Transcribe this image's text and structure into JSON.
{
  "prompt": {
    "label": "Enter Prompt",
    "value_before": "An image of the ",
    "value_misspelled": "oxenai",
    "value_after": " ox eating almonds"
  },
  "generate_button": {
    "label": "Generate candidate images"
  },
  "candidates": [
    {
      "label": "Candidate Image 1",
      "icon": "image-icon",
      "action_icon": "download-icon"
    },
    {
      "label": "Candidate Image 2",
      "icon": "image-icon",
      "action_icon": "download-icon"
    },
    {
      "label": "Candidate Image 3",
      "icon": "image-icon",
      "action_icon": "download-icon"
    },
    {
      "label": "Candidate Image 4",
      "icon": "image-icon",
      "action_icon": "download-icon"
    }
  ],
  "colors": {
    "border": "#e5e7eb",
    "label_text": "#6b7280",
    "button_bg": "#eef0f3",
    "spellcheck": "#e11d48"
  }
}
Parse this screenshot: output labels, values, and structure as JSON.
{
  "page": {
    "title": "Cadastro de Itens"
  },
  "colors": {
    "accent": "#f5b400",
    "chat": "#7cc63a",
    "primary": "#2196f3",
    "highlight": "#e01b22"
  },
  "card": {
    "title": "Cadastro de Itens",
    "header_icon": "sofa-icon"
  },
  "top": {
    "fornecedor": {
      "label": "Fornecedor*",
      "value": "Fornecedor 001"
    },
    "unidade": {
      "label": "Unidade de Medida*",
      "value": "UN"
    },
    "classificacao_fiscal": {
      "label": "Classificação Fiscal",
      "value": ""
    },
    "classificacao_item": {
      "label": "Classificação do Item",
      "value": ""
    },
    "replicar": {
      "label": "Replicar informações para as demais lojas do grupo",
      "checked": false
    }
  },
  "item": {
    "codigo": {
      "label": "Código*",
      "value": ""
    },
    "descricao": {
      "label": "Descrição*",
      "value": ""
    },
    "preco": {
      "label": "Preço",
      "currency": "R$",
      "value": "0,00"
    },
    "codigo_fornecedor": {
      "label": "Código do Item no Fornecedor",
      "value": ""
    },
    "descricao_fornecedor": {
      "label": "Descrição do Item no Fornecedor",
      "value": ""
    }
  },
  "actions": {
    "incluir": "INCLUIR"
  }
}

──────

### The request
Output, unchanged, the lines from the line with "Parse this screenshot: output" through the final line of the material.

### Solution
Parse this screenshot: output labels, values, and structure as JSON.
{
  "page": {
    "title": "Cadastro de Itens"
  },
  "colors": {
    "accent": "#f5b400",
    "chat": "#7cc63a",
    "primary": "#2196f3",
    "highlight": "#e01b22"
  },
  "card": {
    "title": "Cadastro de Itens",
    "header_icon": "sofa-icon"
  },
  "top": {
    "fornecedor": {
      "label": "Fornecedor*",
      "value": "Fornecedor 001"
    },
    "unidade": {
      "label": "Unidade de Medida*",
      "value": "UN"
    },
    "classificacao_fiscal": {
      "label": "Classificação Fiscal",
      "value": ""
    },
    "classificacao_item": {
      "label": "Classificação do Item",
      "value": ""
    },
    "replicar": {
      "label": "Replicar informações para as demais lojas do grupo",
      "checked": false
    }
  },
  "item": {
    "codigo": {
      "label": "Código*",
      "value": ""
    },
    "descricao": {
      "label": "Descrição*",
      "value": ""
    },
    "preco": {
      "label": "Preço",
      "currency": "R$",
      "value": "0,00"
    },
    "codigo_fornecedor": {
      "label": "Código do Item no Fornecedor",
      "value": ""
    },
    "descricao_fornecedor": {
      "label": "Descrição do Item no Fornecedor",
      "value": ""
    }
  },
  "actions": {
    "incluir": "INCLUIR"
  }
}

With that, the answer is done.